Structured figure records:
----

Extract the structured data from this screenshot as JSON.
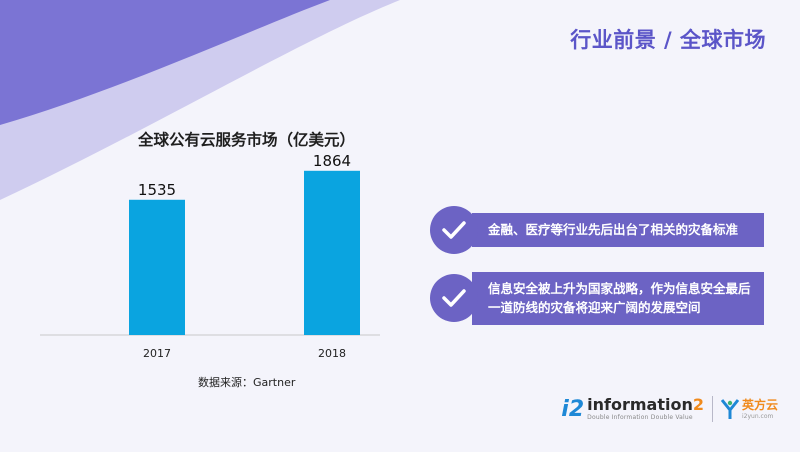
{
  "header": {
    "title": "行业前景 / 全球市场"
  },
  "chart_data": {
    "type": "bar",
    "title": "全球公有云服务市场（亿美元）",
    "categories": [
      "2017",
      "2018"
    ],
    "values": [
      1535,
      1864
    ],
    "value_labels": [
      "1535",
      "1864"
    ],
    "ylim": [
      0,
      2100
    ],
    "grid": false,
    "bar_color": "#0aa4e0",
    "source": "数据来源：Gartner"
  },
  "points": [
    {
      "text": "金融、医疗等行业先后出台了相关的灾备标准"
    },
    {
      "text": "信息安全被上升为国家战略，作为信息安全最后一道防线的灾备将迎来广阔的发展空间"
    }
  ],
  "logos": {
    "i2_mark": "i2",
    "i2_name_main": "information",
    "i2_name_digit": "2",
    "i2_tagline": "Double Information Double Value",
    "yf_name": "英方云",
    "yf_domain": "i2yun.com"
  },
  "colors": {
    "accent": "#5b55c8",
    "point_bg": "#6c63c4",
    "bar": "#0aa4e0"
  }
}
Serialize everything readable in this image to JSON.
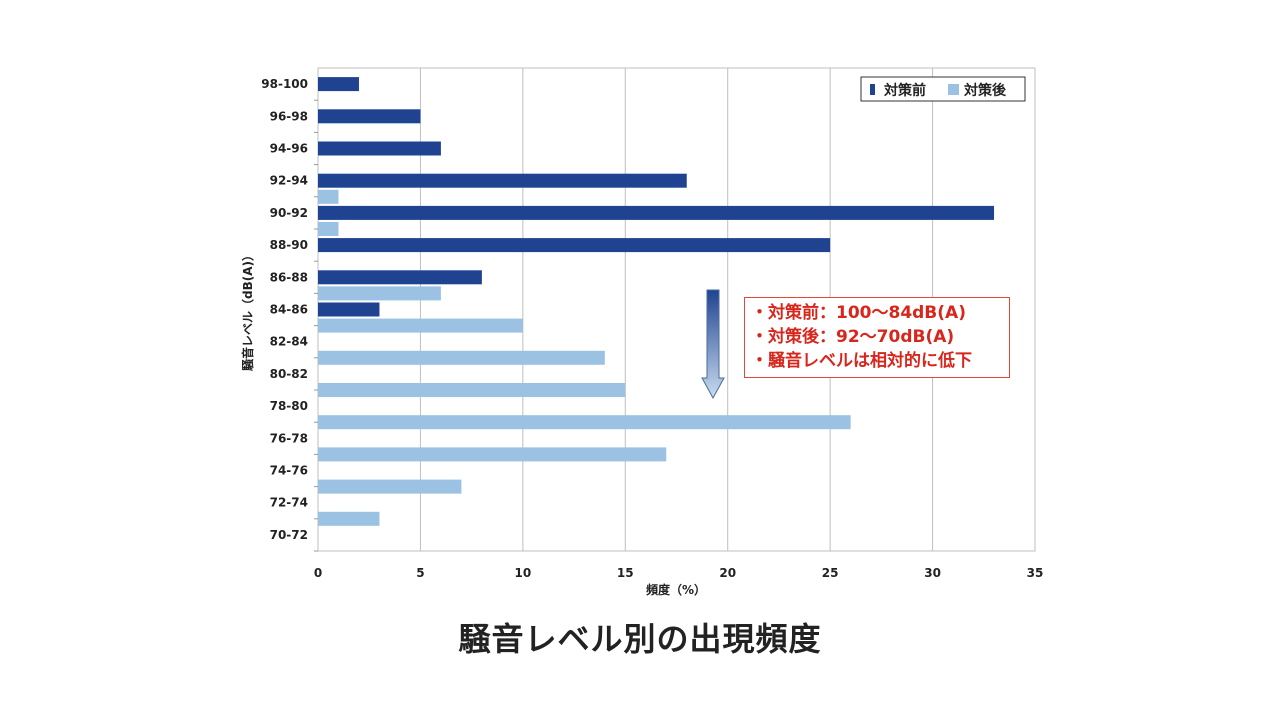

----

WHAT THE TASK REQUIRES:
Reproduce all entries without any change, and omit the pictures.

THE SOLUTION:
Extract the structured data from this screenshot as JSON.
{
  "header": {
    "title": "行业前景 / 全球市场"
  },
  "chart_data": {
    "type": "bar",
    "title": "全球公有云服务市场（亿美元）",
    "categories": [
      "2017",
      "2018"
    ],
    "values": [
      1535,
      1864
    ],
    "value_labels": [
      "1535",
      "1864"
    ],
    "ylim": [
      0,
      2100
    ],
    "grid": false,
    "bar_color": "#0aa4e0",
    "source": "数据来源：Gartner"
  },
  "points": [
    {
      "text": "金融、医疗等行业先后出台了相关的灾备标准"
    },
    {
      "text": "信息安全被上升为国家战略，作为信息安全最后一道防线的灾备将迎来广阔的发展空间"
    }
  ],
  "logos": {
    "i2_mark": "i2",
    "i2_name_main": "information",
    "i2_name_digit": "2",
    "i2_tagline": "Double Information Double Value",
    "yf_name": "英方云",
    "yf_domain": "i2yun.com"
  },
  "colors": {
    "accent": "#5b55c8",
    "point_bg": "#6c63c4",
    "bar": "#0aa4e0"
  }
}
Serialize everything readable in this image to JSON.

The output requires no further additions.